### Instruções
Por favor, copie sem nenhuma alteração somente as linhas entre a que contém "Decompose this screenshot" e a que contém "value-label-line: 171.13 bbox=[1338, 494, 1494, 537]", ambas incluídas.

### Itens

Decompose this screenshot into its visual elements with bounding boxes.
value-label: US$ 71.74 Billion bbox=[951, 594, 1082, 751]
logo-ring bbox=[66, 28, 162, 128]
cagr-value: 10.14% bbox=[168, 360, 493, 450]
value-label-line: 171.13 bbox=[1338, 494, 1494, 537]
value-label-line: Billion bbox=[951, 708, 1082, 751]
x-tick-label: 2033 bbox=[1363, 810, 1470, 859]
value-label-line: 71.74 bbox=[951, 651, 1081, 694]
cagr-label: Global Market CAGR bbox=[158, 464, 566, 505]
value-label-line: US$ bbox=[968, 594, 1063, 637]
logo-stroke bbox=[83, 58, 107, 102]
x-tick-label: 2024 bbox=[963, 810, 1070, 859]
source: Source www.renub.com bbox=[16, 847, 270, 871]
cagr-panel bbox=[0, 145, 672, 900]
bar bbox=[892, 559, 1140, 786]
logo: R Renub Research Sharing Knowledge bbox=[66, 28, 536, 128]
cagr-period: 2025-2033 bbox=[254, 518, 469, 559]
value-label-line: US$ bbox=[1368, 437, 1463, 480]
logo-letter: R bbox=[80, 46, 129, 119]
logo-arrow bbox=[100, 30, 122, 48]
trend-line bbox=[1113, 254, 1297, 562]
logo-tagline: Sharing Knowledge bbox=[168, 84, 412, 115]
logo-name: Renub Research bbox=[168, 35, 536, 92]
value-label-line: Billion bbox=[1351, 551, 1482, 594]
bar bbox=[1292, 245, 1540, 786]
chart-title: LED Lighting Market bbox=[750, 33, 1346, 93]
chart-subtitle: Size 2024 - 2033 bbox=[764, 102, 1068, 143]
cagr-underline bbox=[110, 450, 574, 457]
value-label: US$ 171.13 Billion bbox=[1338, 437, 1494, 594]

...

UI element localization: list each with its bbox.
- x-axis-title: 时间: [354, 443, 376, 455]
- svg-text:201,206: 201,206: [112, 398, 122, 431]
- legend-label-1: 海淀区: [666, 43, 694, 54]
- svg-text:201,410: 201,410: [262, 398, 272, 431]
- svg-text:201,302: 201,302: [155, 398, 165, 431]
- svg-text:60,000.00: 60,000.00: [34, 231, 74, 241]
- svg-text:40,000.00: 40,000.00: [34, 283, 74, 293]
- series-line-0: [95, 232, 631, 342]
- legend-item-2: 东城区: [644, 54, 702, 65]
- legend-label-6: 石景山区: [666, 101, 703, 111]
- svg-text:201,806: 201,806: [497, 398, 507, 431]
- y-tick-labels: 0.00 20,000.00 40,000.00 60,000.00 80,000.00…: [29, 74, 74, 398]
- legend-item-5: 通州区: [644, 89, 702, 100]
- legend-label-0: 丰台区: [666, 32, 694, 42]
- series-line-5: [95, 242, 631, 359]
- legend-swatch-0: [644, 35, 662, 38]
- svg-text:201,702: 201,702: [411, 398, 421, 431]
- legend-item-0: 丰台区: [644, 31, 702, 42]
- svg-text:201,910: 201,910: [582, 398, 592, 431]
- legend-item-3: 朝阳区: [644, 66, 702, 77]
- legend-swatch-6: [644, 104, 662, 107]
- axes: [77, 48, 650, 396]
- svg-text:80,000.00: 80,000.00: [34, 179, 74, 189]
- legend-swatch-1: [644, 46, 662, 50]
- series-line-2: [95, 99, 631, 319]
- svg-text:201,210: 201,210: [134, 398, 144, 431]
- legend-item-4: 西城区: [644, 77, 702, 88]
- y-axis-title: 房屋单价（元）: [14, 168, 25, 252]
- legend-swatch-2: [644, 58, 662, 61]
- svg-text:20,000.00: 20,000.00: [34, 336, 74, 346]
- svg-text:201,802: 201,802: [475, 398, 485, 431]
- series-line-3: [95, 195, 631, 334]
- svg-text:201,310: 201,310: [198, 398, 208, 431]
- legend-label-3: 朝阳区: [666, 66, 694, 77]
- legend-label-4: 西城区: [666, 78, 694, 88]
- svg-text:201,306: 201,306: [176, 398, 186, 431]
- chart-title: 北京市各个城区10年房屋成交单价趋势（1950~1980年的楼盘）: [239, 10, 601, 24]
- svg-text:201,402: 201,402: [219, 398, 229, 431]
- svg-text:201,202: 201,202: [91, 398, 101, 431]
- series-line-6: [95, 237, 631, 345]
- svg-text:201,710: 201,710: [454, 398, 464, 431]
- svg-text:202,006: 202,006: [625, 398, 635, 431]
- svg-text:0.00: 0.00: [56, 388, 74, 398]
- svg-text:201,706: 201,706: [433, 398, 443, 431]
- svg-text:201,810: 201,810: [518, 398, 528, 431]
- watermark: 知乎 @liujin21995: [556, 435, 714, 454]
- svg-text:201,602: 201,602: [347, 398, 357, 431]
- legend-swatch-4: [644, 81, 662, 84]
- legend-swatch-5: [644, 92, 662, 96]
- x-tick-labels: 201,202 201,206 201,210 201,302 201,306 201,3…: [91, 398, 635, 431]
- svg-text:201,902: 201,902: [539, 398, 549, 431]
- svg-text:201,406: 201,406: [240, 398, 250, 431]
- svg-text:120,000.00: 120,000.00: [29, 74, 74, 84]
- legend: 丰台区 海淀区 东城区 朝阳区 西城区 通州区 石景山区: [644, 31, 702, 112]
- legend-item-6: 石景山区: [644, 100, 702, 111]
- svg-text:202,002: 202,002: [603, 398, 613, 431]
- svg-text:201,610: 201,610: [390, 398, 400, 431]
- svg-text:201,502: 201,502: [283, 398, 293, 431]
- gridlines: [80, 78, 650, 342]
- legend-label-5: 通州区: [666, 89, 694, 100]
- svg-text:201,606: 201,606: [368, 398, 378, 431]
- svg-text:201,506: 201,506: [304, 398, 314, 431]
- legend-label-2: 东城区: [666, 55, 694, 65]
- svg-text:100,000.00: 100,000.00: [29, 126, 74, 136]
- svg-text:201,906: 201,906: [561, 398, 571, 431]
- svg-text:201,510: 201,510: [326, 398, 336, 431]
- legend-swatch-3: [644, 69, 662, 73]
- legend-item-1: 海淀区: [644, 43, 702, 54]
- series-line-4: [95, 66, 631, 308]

### Resolução
Decompose this screenshot into its visual elements with bounding boxes.
value-label: US$ 71.74 Billion bbox=[951, 594, 1082, 751]
logo-ring bbox=[66, 28, 162, 128]
cagr-value: 10.14% bbox=[168, 360, 493, 450]
value-label-line: 171.13 bbox=[1338, 494, 1494, 537]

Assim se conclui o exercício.